### Task objective
Write out the listing again, exactly as it appears below.

### Working data
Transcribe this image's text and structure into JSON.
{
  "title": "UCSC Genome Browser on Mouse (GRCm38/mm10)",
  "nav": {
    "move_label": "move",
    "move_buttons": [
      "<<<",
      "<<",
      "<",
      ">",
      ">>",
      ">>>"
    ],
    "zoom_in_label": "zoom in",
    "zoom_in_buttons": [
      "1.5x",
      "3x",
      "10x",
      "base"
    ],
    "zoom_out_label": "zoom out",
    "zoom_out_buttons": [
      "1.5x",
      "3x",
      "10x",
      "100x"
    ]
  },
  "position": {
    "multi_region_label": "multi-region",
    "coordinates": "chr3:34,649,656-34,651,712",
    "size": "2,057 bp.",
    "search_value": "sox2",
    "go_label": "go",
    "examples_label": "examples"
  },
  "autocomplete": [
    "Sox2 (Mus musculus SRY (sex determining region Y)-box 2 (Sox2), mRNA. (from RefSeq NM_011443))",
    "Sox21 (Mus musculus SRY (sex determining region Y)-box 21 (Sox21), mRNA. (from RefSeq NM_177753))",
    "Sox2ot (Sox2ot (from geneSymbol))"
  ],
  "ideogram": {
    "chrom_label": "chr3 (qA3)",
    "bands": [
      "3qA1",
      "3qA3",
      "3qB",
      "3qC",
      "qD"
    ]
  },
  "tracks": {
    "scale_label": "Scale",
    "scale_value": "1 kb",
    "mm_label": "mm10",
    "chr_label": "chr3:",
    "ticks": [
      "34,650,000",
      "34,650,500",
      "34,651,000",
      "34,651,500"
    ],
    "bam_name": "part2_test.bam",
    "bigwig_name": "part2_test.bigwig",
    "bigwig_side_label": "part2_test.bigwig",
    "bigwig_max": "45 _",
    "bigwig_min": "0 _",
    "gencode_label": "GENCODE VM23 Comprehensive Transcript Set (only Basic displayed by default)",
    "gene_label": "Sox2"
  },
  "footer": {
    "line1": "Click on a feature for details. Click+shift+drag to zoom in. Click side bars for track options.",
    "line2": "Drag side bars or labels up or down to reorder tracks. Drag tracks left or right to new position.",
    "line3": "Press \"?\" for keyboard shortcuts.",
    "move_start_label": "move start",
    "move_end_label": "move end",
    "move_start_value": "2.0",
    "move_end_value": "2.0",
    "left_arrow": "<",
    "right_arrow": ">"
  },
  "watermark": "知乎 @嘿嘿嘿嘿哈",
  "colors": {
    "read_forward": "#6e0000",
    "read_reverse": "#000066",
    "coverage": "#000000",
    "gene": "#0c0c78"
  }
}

### Output
Transcribe this image's text and structure into JSON.
{
  "title": "UCSC Genome Browser on Mouse (GRCm38/mm10)",
  "nav": {
    "move_label": "move",
    "move_buttons": [
      "<<<",
      "<<",
      "<",
      ">",
      ">>",
      ">>>"
    ],
    "zoom_in_label": "zoom in",
    "zoom_in_buttons": [
      "1.5x",
      "3x",
      "10x",
      "base"
    ],
    "zoom_out_label": "zoom out",
    "zoom_out_buttons": [
      "1.5x",
      "3x",
      "10x",
      "100x"
    ]
  },
  "position": {
    "multi_region_label": "multi-region",
    "coordinates": "chr3:34,649,656-34,651,712",
    "size": "2,057 bp.",
    "search_value": "sox2",
    "go_label": "go",
    "examples_label": "examples"
  },
  "autocomplete": [
    "Sox2 (Mus musculus SRY (sex determining region Y)-box 2 (Sox2), mRNA. (from RefSeq NM_011443))",
    "Sox21 (Mus musculus SRY (sex determining region Y)-box 21 (Sox21), mRNA. (from RefSeq NM_177753))",
    "Sox2ot (Sox2ot (from geneSymbol))"
  ],
  "ideogram": {
    "chrom_label": "chr3 (qA3)",
    "bands": [
      "3qA1",
      "3qA3",
      "3qB",
      "3qC",
      "qD"
    ]
  },
  "tracks": {
    "scale_label": "Scale",
    "scale_value": "1 kb",
    "mm_label": "mm10",
    "chr_label": "chr3:",
    "ticks": [
      "34,650,000",
      "34,650,500",
      "34,651,000",
      "34,651,500"
    ],
    "bam_name": "part2_test.bam",
    "bigwig_name": "part2_test.bigwig",
    "bigwig_side_label": "part2_test.bigwig",
    "bigwig_max": "45 _",
    "bigwig_min": "0 _",
    "gencode_label": "GENCODE VM23 Comprehensive Transcript Set (only Basic displayed by default)",
    "gene_label": "Sox2"
  },
  "footer": {
    "line1": "Click on a feature for details. Click+shift+drag to zoom in. Click side bars for track options.",
    "line2": "Drag side bars or labels up or down to reorder tracks. Drag tracks left or right to new position.",
    "line3": "Press \"?\" for keyboard shortcuts.",
    "move_start_label": "move start",
    "move_end_label": "move end",
    "move_start_value": "2.0",
    "move_end_value": "2.0",
    "left_arrow": "<",
    "right_arrow": ">"
  },
  "watermark": "知乎 @嘿嘿嘿嘿哈",
  "colors": {
    "read_forward": "#6e0000",
    "read_reverse": "#000066",
    "coverage": "#000000",
    "gene": "#0c0c78"
  }
}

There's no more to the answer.